SOURCE DATA:
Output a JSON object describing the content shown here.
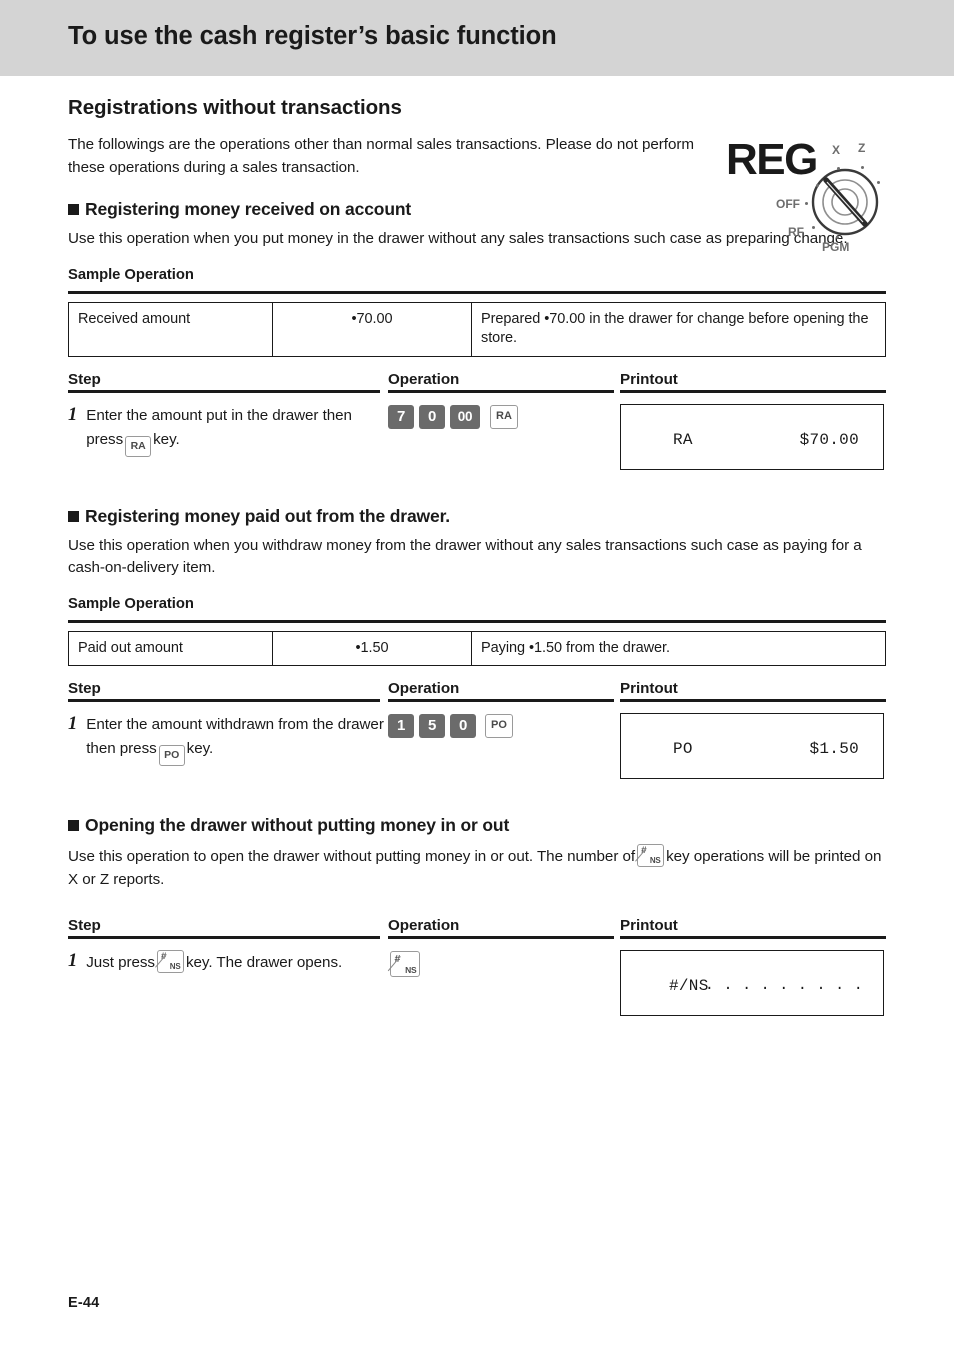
{
  "header": {
    "title": "To use the cash register’s basic function"
  },
  "section": {
    "title": "Registrations without transactions",
    "intro": "The followings are the operations other than normal sales transactions. Please do not perform these operations during a sales transaction."
  },
  "dial": {
    "reg_label": "REG",
    "x_label": "X",
    "z_label": "Z",
    "off_label": "OFF",
    "rf_label": "RF",
    "pgm_label": "PGM"
  },
  "labels": {
    "sample_operation": "Sample Operation",
    "step": "Step",
    "operation": "Operation",
    "printout": "Printout"
  },
  "topics": [
    {
      "heading": "Registering money received on account",
      "description": "Use this operation when you put money in the drawer without any sales transactions such case as preparing change.",
      "table": {
        "row_label": "Received amount",
        "row_value": "•70.00",
        "row_desc": "Prepared •70.00 in the drawer for change before opening the store."
      },
      "step": {
        "number": "1",
        "text_before": "Enter the amount put in the drawer then press",
        "inline_key": "RA",
        "text_after": "key.",
        "operation_keys": [
          "7",
          "0",
          "00"
        ],
        "operation_fn_key": "RA"
      },
      "printout": {
        "left": "RA",
        "right": "$70.00"
      }
    },
    {
      "heading": "Registering money paid out from the drawer.",
      "description": "Use this operation when you withdraw money from the drawer without any sales transactions such case as paying for a cash-on-delivery item.",
      "table": {
        "row_label": "Paid out amount",
        "row_value": "•1.50",
        "row_desc": "Paying •1.50 from the drawer."
      },
      "step": {
        "number": "1",
        "text_before": "Enter the amount withdrawn from the drawer then press",
        "inline_key": "PO",
        "text_after": "key.",
        "operation_keys": [
          "1",
          "5",
          "0"
        ],
        "operation_fn_key": "PO"
      },
      "printout": {
        "left": "PO",
        "right": "$1.50"
      }
    },
    {
      "heading": "Opening the drawer without putting money in or out",
      "description_before": "Use this operation to open the drawer without putting money in or out. The number of",
      "description_after": "key operations will be printed on X or Z reports.",
      "ns_key_hash": "#",
      "ns_key_ns": "NS",
      "step": {
        "number": "1",
        "text_before": "Just press",
        "text_after": "key. The drawer opens."
      },
      "printout": {
        "left": "#/NS",
        "right": ". . . . . . . . ."
      }
    }
  ],
  "footer": {
    "page_number": "E-44"
  }
}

THE EXERCISE:
Leave out the pictures and give the rest of the records again exactly.

EXERCISE SOLUTION:
Output a JSON object describing the content shown here.
{
  "header": {
    "title": "To use the cash register’s basic function"
  },
  "section": {
    "title": "Registrations without transactions",
    "intro": "The followings are the operations other than normal sales transactions. Please do not perform these operations during a sales transaction."
  },
  "dial": {
    "reg_label": "REG",
    "x_label": "X",
    "z_label": "Z",
    "off_label": "OFF",
    "rf_label": "RF",
    "pgm_label": "PGM"
  },
  "labels": {
    "sample_operation": "Sample Operation",
    "step": "Step",
    "operation": "Operation",
    "printout": "Printout"
  },
  "topics": [
    {
      "heading": "Registering money received on account",
      "description": "Use this operation when you put money in the drawer without any sales transactions such case as preparing change.",
      "table": {
        "row_label": "Received amount",
        "row_value": "•70.00",
        "row_desc": "Prepared •70.00 in the drawer for change before opening the store."
      },
      "step": {
        "number": "1",
        "text_before": "Enter the amount put in the drawer then press",
        "inline_key": "RA",
        "text_after": "key.",
        "operation_keys": [
          "7",
          "0",
          "00"
        ],
        "operation_fn_key": "RA"
      },
      "printout": {
        "left": "RA",
        "right": "$70.00"
      }
    },
    {
      "heading": "Registering money paid out from the drawer.",
      "description": "Use this operation when you withdraw money from the drawer without any sales transactions such case as paying for a cash-on-delivery item.",
      "table": {
        "row_label": "Paid out amount",
        "row_value": "•1.50",
        "row_desc": "Paying •1.50 from the drawer."
      },
      "step": {
        "number": "1",
        "text_before": "Enter the amount withdrawn from the drawer then press",
        "inline_key": "PO",
        "text_after": "key.",
        "operation_keys": [
          "1",
          "5",
          "0"
        ],
        "operation_fn_key": "PO"
      },
      "printout": {
        "left": "PO",
        "right": "$1.50"
      }
    },
    {
      "heading": "Opening the drawer without putting money in or out",
      "description_before": "Use this operation to open the drawer without putting money in or out. The number of",
      "description_after": "key operations will be printed on X or Z reports.",
      "ns_key_hash": "#",
      "ns_key_ns": "NS",
      "step": {
        "number": "1",
        "text_before": "Just press",
        "text_after": "key. The drawer opens."
      },
      "printout": {
        "left": "#/NS",
        "right": ". . . . . . . . ."
      }
    }
  ],
  "footer": {
    "page_number": "E-44"
  }
}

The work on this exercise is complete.